### [Página]

>>>

Além das habilidades, também temos o sistema de Pictos e Luminas. Pictos são habilidades passivas que, ao serem equipadas, após 5 batalhas disponibilizam essa mesma passiva para ser usada com pontos de Lumina nos personagens. E os Pictos também servem para adicionar status como defesa, vida, velocidade e chance de crítico.
A única parte que tropeça um pouco na questão da gameplay ao longo de Clair Obscur: Expedition 33 fica por conta da exploração. O jogo conta com dois sistemas, o mundo aberto, aos moldes de JRPGs clássicos que permite que você escolha uma área para entrar, e essa área é um mapa menor que pode ser explorado.

<<<

### [Exercício breve]
Reproduza integralmente a página acima, que trata de Pictos, Luminas e exploração em Clair Obscur: Expedition 33.

### [Trechos das entradas]
>>>

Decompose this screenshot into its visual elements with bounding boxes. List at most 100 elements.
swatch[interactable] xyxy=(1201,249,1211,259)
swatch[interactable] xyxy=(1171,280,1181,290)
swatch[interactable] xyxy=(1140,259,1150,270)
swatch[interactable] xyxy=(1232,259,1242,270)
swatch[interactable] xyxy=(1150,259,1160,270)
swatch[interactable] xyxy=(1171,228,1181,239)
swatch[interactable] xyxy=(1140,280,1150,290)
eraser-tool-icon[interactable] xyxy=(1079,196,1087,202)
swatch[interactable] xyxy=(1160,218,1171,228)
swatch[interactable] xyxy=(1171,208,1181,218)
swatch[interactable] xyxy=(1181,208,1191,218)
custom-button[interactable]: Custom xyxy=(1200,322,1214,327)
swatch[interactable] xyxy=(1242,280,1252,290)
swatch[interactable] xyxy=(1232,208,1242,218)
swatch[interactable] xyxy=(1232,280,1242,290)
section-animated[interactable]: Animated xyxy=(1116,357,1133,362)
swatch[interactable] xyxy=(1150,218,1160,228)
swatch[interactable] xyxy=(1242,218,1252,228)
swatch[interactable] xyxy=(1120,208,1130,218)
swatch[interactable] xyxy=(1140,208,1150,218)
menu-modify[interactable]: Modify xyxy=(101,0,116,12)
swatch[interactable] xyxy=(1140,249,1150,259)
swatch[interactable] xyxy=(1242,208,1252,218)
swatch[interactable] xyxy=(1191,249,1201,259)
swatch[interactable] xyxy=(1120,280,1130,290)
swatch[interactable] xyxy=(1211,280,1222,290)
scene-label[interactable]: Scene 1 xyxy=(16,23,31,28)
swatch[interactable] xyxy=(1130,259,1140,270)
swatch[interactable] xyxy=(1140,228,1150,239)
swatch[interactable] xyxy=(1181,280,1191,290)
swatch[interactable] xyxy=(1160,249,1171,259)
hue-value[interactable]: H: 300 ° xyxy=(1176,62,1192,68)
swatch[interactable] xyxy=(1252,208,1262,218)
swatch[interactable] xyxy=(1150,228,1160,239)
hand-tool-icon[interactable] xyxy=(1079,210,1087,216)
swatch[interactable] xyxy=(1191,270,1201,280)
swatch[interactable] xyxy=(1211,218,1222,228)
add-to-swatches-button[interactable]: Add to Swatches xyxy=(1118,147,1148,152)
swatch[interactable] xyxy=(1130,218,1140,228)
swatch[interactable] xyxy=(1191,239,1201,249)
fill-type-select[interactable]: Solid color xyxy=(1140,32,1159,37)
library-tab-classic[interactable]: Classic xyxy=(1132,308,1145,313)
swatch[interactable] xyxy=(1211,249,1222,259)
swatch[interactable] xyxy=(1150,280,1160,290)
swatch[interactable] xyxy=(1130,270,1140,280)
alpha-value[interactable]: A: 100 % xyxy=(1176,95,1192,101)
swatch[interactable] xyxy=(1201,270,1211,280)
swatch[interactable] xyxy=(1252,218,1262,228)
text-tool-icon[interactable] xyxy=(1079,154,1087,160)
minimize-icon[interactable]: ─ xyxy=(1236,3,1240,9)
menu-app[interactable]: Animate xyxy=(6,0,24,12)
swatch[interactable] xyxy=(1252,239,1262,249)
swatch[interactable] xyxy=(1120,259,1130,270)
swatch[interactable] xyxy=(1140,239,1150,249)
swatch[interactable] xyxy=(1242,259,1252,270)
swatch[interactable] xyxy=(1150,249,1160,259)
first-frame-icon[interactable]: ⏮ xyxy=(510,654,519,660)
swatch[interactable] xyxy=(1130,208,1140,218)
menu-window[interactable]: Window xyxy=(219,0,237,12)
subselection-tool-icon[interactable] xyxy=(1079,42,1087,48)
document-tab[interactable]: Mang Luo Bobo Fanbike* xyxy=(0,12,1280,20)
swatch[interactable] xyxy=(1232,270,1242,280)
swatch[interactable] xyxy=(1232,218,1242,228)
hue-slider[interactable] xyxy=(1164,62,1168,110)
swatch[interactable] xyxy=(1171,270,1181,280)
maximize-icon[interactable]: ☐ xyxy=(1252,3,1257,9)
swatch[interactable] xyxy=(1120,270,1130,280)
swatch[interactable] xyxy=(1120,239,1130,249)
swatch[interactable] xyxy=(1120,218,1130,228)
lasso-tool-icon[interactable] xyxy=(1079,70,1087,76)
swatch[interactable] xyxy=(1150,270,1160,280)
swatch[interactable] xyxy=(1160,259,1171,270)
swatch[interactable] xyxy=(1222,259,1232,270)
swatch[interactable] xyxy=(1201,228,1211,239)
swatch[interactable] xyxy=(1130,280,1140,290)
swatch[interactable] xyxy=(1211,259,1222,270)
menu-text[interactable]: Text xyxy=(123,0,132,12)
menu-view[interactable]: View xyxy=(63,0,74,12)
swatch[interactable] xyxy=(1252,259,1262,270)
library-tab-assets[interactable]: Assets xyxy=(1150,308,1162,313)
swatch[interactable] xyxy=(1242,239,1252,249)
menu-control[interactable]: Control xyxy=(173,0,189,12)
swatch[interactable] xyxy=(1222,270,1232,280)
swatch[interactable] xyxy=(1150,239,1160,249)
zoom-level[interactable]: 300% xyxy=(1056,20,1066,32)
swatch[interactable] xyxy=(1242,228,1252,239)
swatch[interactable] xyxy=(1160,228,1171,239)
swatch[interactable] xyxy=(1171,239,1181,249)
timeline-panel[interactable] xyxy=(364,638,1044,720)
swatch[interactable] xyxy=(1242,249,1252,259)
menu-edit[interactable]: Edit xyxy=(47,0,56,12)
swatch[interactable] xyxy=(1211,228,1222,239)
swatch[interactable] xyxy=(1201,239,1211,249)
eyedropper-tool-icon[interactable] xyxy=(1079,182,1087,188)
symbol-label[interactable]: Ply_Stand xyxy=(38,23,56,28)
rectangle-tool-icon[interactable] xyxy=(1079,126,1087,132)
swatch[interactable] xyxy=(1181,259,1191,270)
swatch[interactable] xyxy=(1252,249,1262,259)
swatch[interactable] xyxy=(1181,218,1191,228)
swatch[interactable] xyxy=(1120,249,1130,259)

<<<

### [Resolução do exercício]
Além das habilidades, também temos o sistema de Pictos e Luminas. Pictos são habilidades passivas que, ao serem equipadas, após 5 batalhas disponibilizam essa mesma passiva para ser usada com pontos de Lumina nos personagens. E os Pictos também servem para adicionar status como defesa, vida, velocidade e chance de crítico.
A única parte que tropeça um pouco na questão da gameplay ao longo de Clair Obscur: Expedition 33 fica por conta da exploração. O jogo conta com dois sistemas, o mundo aberto, aos moldes de JRPGs clássicos que permite que você escolha uma área para entrar, e essa área é um mapa menor que pode ser explorado.